Dataset records:
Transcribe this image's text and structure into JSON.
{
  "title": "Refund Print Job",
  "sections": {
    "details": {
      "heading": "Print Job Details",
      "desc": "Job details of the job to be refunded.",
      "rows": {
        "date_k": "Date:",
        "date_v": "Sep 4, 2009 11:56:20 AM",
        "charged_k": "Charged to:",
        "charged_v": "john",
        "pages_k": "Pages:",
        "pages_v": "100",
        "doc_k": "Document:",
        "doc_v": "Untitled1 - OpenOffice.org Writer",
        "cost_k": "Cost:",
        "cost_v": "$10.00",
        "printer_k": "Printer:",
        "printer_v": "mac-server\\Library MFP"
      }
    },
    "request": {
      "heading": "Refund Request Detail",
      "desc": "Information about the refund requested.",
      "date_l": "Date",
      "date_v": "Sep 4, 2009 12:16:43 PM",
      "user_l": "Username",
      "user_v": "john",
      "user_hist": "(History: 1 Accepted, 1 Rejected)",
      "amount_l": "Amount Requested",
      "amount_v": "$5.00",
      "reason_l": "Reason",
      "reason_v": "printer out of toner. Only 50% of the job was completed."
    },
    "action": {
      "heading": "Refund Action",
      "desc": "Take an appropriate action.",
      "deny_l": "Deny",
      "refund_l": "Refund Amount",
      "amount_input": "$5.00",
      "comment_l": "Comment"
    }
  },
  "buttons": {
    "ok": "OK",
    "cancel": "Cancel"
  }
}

**What to produce:** Reproduce the complete set of lines precisely as supplied.

**Solution for this exercise:**
Transcribe this image's text and structure into JSON.
{
  "title": "Refund Print Job",
  "sections": {
    "details": {
      "heading": "Print Job Details",
      "desc": "Job details of the job to be refunded.",
      "rows": {
        "date_k": "Date:",
        "date_v": "Sep 4, 2009 11:56:20 AM",
        "charged_k": "Charged to:",
        "charged_v": "john",
        "pages_k": "Pages:",
        "pages_v": "100",
        "doc_k": "Document:",
        "doc_v": "Untitled1 - OpenOffice.org Writer",
        "cost_k": "Cost:",
        "cost_v": "$10.00",
        "printer_k": "Printer:",
        "printer_v": "mac-server\\Library MFP"
      }
    },
    "request": {
      "heading": "Refund Request Detail",
      "desc": "Information about the refund requested.",
      "date_l": "Date",
      "date_v": "Sep 4, 2009 12:16:43 PM",
      "user_l": "Username",
      "user_v": "john",
      "user_hist": "(History: 1 Accepted, 1 Rejected)",
      "amount_l": "Amount Requested",
      "amount_v": "$5.00",
      "reason_l": "Reason",
      "reason_v": "printer out of toner. Only 50% of the job was completed."
    },
    "action": {
      "heading": "Refund Action",
      "desc": "Take an appropriate action.",
      "deny_l": "Deny",
      "refund_l": "Refund Amount",
      "amount_input": "$5.00",
      "comment_l": "Comment"
    }
  },
  "buttons": {
    "ok": "OK",
    "cancel": "Cancel"
  }
}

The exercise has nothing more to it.